→ **TEXT TO READ**
▽

I. How are rating criteria determined?

Each credit rating agency is told to frame detailed rating criteria including the same in its operations manual/ internal governing document and disclose the same on its website.

Periodicity will be disclosed on the website of credit rating agencies. While disclosing the criteria on their website, agencies will also provide a reference to the original criteria to enable investors to discern the change made to the same.

II. What is the rating process?

Each credit rating agency is mandated to have in place a proper rating process and disclose the same on its website.

Each agency is also told to frame detailed guidelines on the following and disclose them on its website:

1 FAQs on ratings

2 General nature of compensation arrangements with rated entities.

3. Policy for placing ratings on credit watch

4. Guidelines on what constitutes non-cooperation

5. Gift policy

6. Confidentiality policy

7. Policy on outsourcing of activities 

Any change in the rating process or policies shall be disclosed on the CRA’s website.

△

→ **RECORDS PROVIDED**
▽

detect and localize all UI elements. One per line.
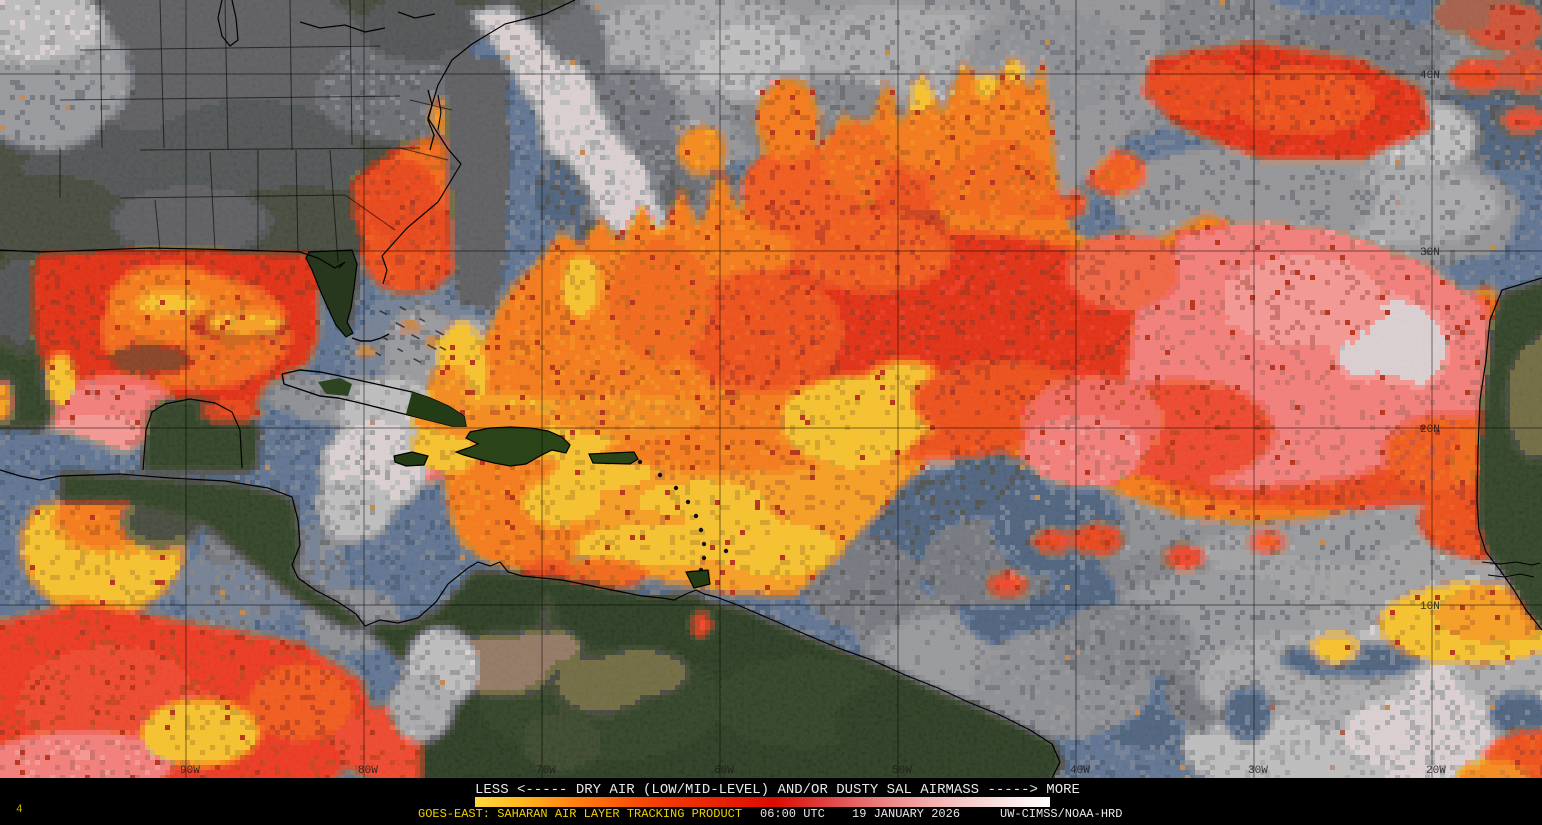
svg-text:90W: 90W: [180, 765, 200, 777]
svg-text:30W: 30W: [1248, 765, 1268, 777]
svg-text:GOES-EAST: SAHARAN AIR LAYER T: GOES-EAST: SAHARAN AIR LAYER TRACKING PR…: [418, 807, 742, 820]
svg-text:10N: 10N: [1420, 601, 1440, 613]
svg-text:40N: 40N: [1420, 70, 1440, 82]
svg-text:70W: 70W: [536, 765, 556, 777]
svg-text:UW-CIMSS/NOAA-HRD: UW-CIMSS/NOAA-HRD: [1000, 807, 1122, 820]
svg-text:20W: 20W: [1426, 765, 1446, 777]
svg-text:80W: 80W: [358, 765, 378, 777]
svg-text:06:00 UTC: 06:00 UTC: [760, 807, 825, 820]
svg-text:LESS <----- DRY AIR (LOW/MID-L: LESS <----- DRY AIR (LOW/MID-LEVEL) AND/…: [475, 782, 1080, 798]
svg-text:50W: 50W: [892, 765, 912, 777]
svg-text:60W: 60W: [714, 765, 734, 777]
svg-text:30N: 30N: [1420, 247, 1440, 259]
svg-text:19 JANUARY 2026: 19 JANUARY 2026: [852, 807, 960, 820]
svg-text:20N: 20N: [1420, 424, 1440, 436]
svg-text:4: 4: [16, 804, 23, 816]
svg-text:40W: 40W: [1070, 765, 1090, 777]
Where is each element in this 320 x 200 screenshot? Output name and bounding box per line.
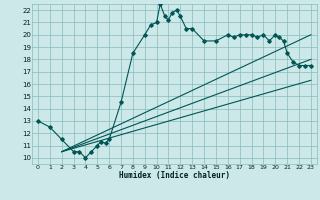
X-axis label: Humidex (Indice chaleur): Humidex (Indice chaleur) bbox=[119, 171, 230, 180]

△

→ **TASKS TO CARRY OUT**
**A)** From the text on credit rating agencies, list every topic on which each agency must frame detailed guidelines and disclose them on its website.
**B)** According to the text on credit rating agencies, what must agencies provide when disclosing their criteria on their website, and why?

→ **WRITTEN RESPONSES**
**A)**
1. FAQs on ratings
2. General nature of compensation arrangements with rated entities
3. Policy for placing ratings on credit watch
4. Guidelines on what constitutes non-cooperation
5. Gift policy
6. Confidentiality policy
7. Policy on outsourcing of activities

**B)** They must provide a reference to the original criteria so that investors can discern the change made to them.